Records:
---*---
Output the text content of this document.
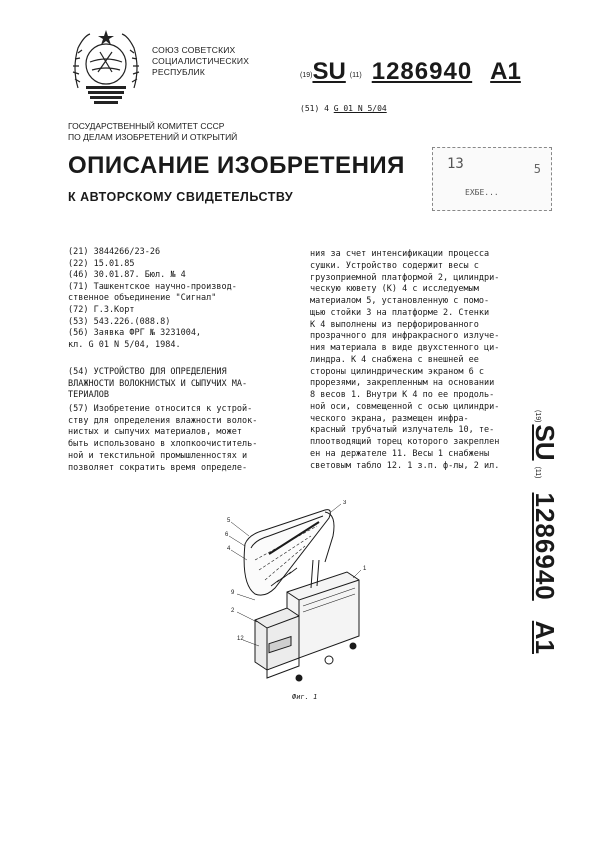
СОЮЗ СОВЕТСКИХ
СОЦИАЛИСТИЧЕСКИХ
РЕСПУБЛИК	(19)SU (11) 1286940 A1
(51) 4 G 01 N 5/04
ГОСУДАРСТВЕННЫЙ КОМИТЕТ СССР
ПО ДЕЛАМ ИЗОБРЕТЕНИЙ И ОТКРЫТИЙ
ОПИСАНИЕ ИЗОБРЕТЕНИЯ
К АВТОРСКОМУ СВИДЕТЕЛЬСТВУ
13	5
ЕХБЕ...
(21) 3844266/23-26
(22) 15.01.85
(46) 30.01.87. Бюл. № 4
(71) Ташкентское научно-производ-
ственное объединение "Сигнал"
(72) Г.З.Корт
(53) 543.226.(088.8)
(56) Заявка ФРГ № 3231004,
кл. G 01 N 5/04, 1984.
(54) УСТРОЙСТВО ДЛЯ ОПРЕДЕЛЕНИЯ
ВЛАЖНОСТИ ВОЛОКНИСТЫХ И СЫПУЧИХ МА-
ТЕРИАЛОВ
(57) Изобретение относится к устрой-
ству для определения влажности волок-
нистых и сыпучих материалов, может
быть использовано в хлопкоочиститель-
ной и текстильной промышленностях и
позволяет сократить время определе-
ния за счет интенсификации процесса
сушки. Устройство содержит весы с
грузоприемной платформой 2, цилиндри-
ческую кювету (К) 4 с исследуемым
материалом 5, установленную с помо-
щью стойки 3 на платформе 2. Стенки
К 4 выполнены из перфорированного
прозрачного для инфракрасного излуче-
ния материала в виде двухстенного ци-
линдра. К 4 снабжена с внешней ее
стороны цилиндрическим экраном 6 с
прорезями, закрепленным на основании
8 весов 1. Внутри К 4 по ее продоль-
ной оси, совмещенной с осью цилиндри-
ческого экрана, размещен инфра-
красный трубчатый излучатель 10, те-
плоотводящий торец которого закреплен
ен на держателе 11. Весы 1 снабжены
световым табло 12. 1 з.п. ф-лы, 2 ил.
(19)SU(11)1286940A1
5
6
4
9
2
3
1
12
Фиг. 1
---*---
Restate the records above in full, word for word. Keep pictures out.

Output the text content of this document.
СОЮЗ СОВЕТСКИХ
СОЦИАЛИСТИЧЕСКИХ
РЕСПУБЛИК	(19)SU (11) 1286940 A1
(51) 4 G 01 N 5/04
ГОСУДАРСТВЕННЫЙ КОМИТЕТ СССР
ПО ДЕЛАМ ИЗОБРЕТЕНИЙ И ОТКРЫТИЙ
ОПИСАНИЕ ИЗОБРЕТЕНИЯ
К АВТОРСКОМУ СВИДЕТЕЛЬСТВУ
13	5
ЕХБЕ...
(21) 3844266/23-26
(22) 15.01.85
(46) 30.01.87. Бюл. № 4
(71) Ташкентское научно-производ-
ственное объединение "Сигнал"
(72) Г.З.Корт
(53) 543.226.(088.8)
(56) Заявка ФРГ № 3231004,
кл. G 01 N 5/04, 1984.
(54) УСТРОЙСТВО ДЛЯ ОПРЕДЕЛЕНИЯ
ВЛАЖНОСТИ ВОЛОКНИСТЫХ И СЫПУЧИХ МА-
ТЕРИАЛОВ
(57) Изобретение относится к устрой-
ству для определения влажности волок-
нистых и сыпучих материалов, может
быть использовано в хлопкоочиститель-
ной и текстильной промышленностях и
позволяет сократить время определе-
ния за счет интенсификации процесса
сушки. Устройство содержит весы с
грузоприемной платформой 2, цилиндри-
ческую кювету (К) 4 с исследуемым
материалом 5, установленную с помо-
щью стойки 3 на платформе 2. Стенки
К 4 выполнены из перфорированного
прозрачного для инфракрасного излуче-
ния материала в виде двухстенного ци-
линдра. К 4 снабжена с внешней ее
стороны цилиндрическим экраном 6 с
прорезями, закрепленным на основании
8 весов 1. Внутри К 4 по ее продоль-
ной оси, совмещенной с осью цилиндри-
ческого экрана, размещен инфра-
красный трубчатый излучатель 10, те-
плоотводящий торец которого закреплен
ен на держателе 11. Весы 1 снабжены
световым табло 12. 1 з.п. ф-лы, 2 ил.
(19)SU(11)1286940A1
5
6
4
9
2
3
1
12
Фиг. 1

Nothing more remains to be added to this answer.